» DATASET EXCERPTS:
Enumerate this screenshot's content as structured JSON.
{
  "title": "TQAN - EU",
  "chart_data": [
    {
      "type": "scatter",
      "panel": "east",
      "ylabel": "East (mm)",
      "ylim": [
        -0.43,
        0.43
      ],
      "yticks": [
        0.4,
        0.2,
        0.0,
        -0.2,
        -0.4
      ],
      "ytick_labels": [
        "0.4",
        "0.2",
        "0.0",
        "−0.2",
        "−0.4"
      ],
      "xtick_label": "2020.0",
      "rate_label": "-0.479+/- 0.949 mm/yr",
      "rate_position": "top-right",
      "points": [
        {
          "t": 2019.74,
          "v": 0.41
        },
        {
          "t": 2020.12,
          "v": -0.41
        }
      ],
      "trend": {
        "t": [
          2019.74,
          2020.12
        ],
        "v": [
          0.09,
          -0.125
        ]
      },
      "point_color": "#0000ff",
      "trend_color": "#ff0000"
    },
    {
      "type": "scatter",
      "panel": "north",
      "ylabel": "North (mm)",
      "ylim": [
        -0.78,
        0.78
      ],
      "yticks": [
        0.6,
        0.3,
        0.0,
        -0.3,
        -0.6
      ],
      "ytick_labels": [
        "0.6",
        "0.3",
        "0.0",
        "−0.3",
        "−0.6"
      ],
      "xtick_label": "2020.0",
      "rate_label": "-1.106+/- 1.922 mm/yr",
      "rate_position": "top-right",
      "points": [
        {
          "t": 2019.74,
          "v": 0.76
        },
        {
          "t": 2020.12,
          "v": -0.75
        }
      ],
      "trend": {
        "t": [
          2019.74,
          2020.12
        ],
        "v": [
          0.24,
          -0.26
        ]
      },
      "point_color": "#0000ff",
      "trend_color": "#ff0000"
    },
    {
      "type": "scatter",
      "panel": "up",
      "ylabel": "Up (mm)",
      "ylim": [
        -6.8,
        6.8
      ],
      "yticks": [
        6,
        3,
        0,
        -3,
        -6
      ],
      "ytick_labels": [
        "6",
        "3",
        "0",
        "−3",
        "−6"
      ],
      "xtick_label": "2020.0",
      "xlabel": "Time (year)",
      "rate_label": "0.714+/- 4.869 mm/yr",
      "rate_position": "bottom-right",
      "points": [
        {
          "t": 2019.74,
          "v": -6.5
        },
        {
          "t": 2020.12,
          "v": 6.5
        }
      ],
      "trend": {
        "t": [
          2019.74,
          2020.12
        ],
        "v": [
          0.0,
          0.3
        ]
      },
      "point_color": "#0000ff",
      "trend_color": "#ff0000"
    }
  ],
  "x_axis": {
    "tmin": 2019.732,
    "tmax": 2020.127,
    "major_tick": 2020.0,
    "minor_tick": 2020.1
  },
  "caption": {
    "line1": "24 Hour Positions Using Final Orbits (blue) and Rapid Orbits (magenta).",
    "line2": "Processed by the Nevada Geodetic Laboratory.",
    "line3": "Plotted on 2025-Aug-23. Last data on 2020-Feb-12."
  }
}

» EXERCISE TASK: Without omitting anything, output the entries exactly.

» SOLUTION:
Enumerate this screenshot's content as structured JSON.
{
  "title": "TQAN - EU",
  "chart_data": [
    {
      "type": "scatter",
      "panel": "east",
      "ylabel": "East (mm)",
      "ylim": [
        -0.43,
        0.43
      ],
      "yticks": [
        0.4,
        0.2,
        0.0,
        -0.2,
        -0.4
      ],
      "ytick_labels": [
        "0.4",
        "0.2",
        "0.0",
        "−0.2",
        "−0.4"
      ],
      "xtick_label": "2020.0",
      "rate_label": "-0.479+/- 0.949 mm/yr",
      "rate_position": "top-right",
      "points": [
        {
          "t": 2019.74,
          "v": 0.41
        },
        {
          "t": 2020.12,
          "v": -0.41
        }
      ],
      "trend": {
        "t": [
          2019.74,
          2020.12
        ],
        "v": [
          0.09,
          -0.125
        ]
      },
      "point_color": "#0000ff",
      "trend_color": "#ff0000"
    },
    {
      "type": "scatter",
      "panel": "north",
      "ylabel": "North (mm)",
      "ylim": [
        -0.78,
        0.78
      ],
      "yticks": [
        0.6,
        0.3,
        0.0,
        -0.3,
        -0.6
      ],
      "ytick_labels": [
        "0.6",
        "0.3",
        "0.0",
        "−0.3",
        "−0.6"
      ],
      "xtick_label": "2020.0",
      "rate_label": "-1.106+/- 1.922 mm/yr",
      "rate_position": "top-right",
      "points": [
        {
          "t": 2019.74,
          "v": 0.76
        },
        {
          "t": 2020.12,
          "v": -0.75
        }
      ],
      "trend": {
        "t": [
          2019.74,
          2020.12
        ],
        "v": [
          0.24,
          -0.26
        ]
      },
      "point_color": "#0000ff",
      "trend_color": "#ff0000"
    },
    {
      "type": "scatter",
      "panel": "up",
      "ylabel": "Up (mm)",
      "ylim": [
        -6.8,
        6.8
      ],
      "yticks": [
        6,
        3,
        0,
        -3,
        -6
      ],
      "ytick_labels": [
        "6",
        "3",
        "0",
        "−3",
        "−6"
      ],
      "xtick_label": "2020.0",
      "xlabel": "Time (year)",
      "rate_label": "0.714+/- 4.869 mm/yr",
      "rate_position": "bottom-right",
      "points": [
        {
          "t": 2019.74,
          "v": -6.5
        },
        {
          "t": 2020.12,
          "v": 6.5
        }
      ],
      "trend": {
        "t": [
          2019.74,
          2020.12
        ],
        "v": [
          0.0,
          0.3
        ]
      },
      "point_color": "#0000ff",
      "trend_color": "#ff0000"
    }
  ],
  "x_axis": {
    "tmin": 2019.732,
    "tmax": 2020.127,
    "major_tick": 2020.0,
    "minor_tick": 2020.1
  },
  "caption": {
    "line1": "24 Hour Positions Using Final Orbits (blue) and Rapid Orbits (magenta).",
    "line2": "Processed by the Nevada Geodetic Laboratory.",
    "line3": "Plotted on 2025-Aug-23. Last data on 2020-Feb-12."
  }
}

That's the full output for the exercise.